======== Available records
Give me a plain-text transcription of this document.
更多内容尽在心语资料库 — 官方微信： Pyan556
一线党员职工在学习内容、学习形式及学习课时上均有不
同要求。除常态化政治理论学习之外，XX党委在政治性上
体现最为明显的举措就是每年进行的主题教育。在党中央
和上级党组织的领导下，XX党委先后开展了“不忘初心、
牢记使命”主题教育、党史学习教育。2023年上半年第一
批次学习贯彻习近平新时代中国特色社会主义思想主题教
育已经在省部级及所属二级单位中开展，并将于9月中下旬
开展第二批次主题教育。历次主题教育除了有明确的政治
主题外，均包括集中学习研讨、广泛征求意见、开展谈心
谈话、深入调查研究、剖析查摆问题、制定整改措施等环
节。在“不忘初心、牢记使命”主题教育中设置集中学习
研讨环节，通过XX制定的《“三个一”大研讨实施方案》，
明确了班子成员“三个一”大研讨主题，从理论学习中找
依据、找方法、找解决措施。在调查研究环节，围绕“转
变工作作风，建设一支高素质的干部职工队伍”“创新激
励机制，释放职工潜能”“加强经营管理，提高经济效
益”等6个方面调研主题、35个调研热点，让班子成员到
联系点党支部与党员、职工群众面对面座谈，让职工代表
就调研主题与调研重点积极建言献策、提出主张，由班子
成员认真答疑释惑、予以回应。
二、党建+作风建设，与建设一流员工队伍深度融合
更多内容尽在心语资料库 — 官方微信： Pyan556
================
- **Aim**
Extract all the entries word for word.

- **Answer to the problem**
Give me a plain-text transcription of this document.
更多内容尽在心语资料库 — 官方微信： Pyan556
一线党员职工在学习内容、学习形式及学习课时上均有不
同要求。除常态化政治理论学习之外，XX党委在政治性上
体现最为明显的举措就是每年进行的主题教育。在党中央
和上级党组织的领导下，XX党委先后开展了“不忘初心、
牢记使命”主题教育、党史学习教育。2023年上半年第一
批次学习贯彻习近平新时代中国特色社会主义思想主题教
育已经在省部级及所属二级单位中开展，并将于9月中下旬
开展第二批次主题教育。历次主题教育除了有明确的政治
主题外，均包括集中学习研讨、广泛征求意见、开展谈心
谈话、深入调查研究、剖析查摆问题、制定整改措施等环
节。在“不忘初心、牢记使命”主题教育中设置集中学习
研讨环节，通过XX制定的《“三个一”大研讨实施方案》，
明确了班子成员“三个一”大研讨主题，从理论学习中找
依据、找方法、找解决措施。在调查研究环节，围绕“转
变工作作风，建设一支高素质的干部职工队伍”“创新激
励机制，释放职工潜能”“加强经营管理，提高经济效
益”等6个方面调研主题、35个调研热点，让班子成员到
联系点党支部与党员、职工群众面对面座谈，让职工代表
就调研主题与调研重点积极建言献策、提出主张，由班子
成员认真答疑释惑、予以回应。
二、党建+作风建设，与建设一流员工队伍深度融合
更多内容尽在心语资料库 — 官方微信： Pyan556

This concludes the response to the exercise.